[Provided information]:
==============================

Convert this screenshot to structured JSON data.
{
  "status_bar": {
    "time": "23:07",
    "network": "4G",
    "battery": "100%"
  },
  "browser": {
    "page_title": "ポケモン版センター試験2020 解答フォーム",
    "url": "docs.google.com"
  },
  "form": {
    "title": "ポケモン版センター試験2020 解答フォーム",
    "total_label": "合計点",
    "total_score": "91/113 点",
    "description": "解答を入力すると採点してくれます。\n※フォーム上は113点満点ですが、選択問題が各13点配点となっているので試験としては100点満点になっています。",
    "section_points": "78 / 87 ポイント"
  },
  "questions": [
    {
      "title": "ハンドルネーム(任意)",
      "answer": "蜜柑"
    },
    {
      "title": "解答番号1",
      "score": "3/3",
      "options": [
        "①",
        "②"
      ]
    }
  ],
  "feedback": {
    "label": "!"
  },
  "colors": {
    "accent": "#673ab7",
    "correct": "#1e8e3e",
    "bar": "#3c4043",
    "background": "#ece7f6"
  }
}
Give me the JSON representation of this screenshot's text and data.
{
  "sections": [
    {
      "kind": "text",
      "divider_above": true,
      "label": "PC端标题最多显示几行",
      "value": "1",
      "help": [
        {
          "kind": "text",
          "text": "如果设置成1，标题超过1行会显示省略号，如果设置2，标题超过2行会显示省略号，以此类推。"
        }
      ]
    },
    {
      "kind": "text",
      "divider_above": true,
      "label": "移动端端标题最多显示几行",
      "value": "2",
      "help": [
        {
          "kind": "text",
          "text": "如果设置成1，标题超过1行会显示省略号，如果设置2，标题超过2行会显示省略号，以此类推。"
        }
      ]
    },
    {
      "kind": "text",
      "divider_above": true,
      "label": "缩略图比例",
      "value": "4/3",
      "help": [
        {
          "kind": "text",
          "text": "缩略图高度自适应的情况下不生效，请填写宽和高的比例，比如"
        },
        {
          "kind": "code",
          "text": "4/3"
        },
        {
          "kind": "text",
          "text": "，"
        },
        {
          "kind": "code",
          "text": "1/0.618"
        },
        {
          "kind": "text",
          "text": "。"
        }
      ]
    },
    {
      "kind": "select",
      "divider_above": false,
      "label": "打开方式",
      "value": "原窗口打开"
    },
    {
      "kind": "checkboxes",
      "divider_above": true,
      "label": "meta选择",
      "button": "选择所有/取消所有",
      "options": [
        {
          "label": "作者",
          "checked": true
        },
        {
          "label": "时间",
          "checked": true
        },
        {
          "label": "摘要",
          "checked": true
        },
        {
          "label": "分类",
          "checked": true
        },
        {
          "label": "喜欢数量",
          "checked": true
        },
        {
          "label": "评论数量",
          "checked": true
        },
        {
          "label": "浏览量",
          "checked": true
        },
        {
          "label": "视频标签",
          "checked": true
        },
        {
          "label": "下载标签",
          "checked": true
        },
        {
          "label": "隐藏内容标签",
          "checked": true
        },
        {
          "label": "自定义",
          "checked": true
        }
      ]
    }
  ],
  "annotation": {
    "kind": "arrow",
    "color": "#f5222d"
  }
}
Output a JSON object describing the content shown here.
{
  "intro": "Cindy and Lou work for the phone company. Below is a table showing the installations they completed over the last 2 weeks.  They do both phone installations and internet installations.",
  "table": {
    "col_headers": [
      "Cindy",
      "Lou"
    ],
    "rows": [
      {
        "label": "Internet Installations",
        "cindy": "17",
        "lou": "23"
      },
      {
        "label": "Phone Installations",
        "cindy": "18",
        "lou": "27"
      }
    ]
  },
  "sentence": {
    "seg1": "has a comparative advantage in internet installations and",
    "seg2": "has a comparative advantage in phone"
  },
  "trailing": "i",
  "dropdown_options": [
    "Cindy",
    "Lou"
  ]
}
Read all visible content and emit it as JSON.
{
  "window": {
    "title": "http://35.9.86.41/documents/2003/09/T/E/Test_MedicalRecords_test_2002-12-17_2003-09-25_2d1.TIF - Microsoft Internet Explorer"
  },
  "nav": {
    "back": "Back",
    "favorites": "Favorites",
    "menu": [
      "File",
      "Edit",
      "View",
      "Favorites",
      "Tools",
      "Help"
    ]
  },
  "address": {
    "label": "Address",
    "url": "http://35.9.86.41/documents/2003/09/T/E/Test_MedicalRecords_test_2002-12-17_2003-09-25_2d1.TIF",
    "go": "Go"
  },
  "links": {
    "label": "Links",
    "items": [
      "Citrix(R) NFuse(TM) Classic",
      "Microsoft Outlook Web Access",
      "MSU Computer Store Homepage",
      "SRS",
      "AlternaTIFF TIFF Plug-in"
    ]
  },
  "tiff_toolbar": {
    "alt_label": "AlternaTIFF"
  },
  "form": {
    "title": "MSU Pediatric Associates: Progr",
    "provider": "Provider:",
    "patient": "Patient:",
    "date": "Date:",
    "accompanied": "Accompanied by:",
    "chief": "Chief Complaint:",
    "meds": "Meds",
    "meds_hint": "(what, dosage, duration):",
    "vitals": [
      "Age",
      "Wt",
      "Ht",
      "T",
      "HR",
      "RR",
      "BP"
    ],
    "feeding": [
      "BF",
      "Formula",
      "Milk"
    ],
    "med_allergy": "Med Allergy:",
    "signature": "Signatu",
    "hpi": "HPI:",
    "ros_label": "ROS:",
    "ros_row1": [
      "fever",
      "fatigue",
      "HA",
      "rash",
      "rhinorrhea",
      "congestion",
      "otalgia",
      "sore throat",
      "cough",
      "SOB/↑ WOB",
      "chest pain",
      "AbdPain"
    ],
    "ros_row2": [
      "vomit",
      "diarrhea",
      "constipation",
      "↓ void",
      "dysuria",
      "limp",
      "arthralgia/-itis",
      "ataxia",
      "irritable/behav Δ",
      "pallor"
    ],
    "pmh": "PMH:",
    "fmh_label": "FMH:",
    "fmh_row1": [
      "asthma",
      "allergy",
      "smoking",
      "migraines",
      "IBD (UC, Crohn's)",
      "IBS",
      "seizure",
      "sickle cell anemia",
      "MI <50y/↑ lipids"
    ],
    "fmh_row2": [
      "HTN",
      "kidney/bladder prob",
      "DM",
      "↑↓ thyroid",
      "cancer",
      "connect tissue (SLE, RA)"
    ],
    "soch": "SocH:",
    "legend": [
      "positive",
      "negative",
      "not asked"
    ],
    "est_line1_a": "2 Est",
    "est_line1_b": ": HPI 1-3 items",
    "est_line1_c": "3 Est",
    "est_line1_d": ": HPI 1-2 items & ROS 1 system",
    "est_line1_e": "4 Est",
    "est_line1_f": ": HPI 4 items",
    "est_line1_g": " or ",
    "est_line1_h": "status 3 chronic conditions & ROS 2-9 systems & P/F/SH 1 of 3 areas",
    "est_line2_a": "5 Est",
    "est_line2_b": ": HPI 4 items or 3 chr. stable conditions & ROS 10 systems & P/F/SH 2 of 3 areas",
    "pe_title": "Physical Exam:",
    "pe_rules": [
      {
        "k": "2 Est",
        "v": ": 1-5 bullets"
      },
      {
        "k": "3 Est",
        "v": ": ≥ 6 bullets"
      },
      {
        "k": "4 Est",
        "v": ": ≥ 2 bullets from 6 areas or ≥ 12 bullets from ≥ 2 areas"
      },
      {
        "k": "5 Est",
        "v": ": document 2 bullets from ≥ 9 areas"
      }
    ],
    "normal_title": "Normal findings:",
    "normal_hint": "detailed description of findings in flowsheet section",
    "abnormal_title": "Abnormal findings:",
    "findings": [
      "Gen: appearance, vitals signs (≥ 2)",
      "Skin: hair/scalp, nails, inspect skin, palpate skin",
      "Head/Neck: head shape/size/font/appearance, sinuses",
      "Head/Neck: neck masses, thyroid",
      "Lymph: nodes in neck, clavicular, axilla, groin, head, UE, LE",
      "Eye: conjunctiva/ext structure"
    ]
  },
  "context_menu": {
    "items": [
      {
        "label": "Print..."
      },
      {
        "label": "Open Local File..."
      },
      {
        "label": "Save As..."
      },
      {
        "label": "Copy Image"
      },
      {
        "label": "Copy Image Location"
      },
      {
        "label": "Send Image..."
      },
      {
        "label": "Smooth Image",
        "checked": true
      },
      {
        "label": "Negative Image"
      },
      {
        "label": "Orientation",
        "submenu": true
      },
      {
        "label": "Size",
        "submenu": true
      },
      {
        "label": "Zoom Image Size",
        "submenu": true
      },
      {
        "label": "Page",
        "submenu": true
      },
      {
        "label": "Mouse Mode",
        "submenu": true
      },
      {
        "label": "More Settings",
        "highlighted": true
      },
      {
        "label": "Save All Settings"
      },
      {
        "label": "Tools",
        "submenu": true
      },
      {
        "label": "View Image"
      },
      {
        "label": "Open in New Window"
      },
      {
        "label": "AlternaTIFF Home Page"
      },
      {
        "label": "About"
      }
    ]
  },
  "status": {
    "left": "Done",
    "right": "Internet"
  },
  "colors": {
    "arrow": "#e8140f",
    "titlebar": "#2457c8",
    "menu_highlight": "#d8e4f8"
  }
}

==============================

From the data above, gather every line that includes the word "bullets".

[Solution to this task]:
        "v": ": 1-5 bullets"
        "v": ": ≥ 6 bullets"
        "v": ": ≥ 2 bullets from 6 areas or ≥ 12 bullets from ≥ 2 areas"
        "v": ": document 2 bullets from ≥ 9 areas"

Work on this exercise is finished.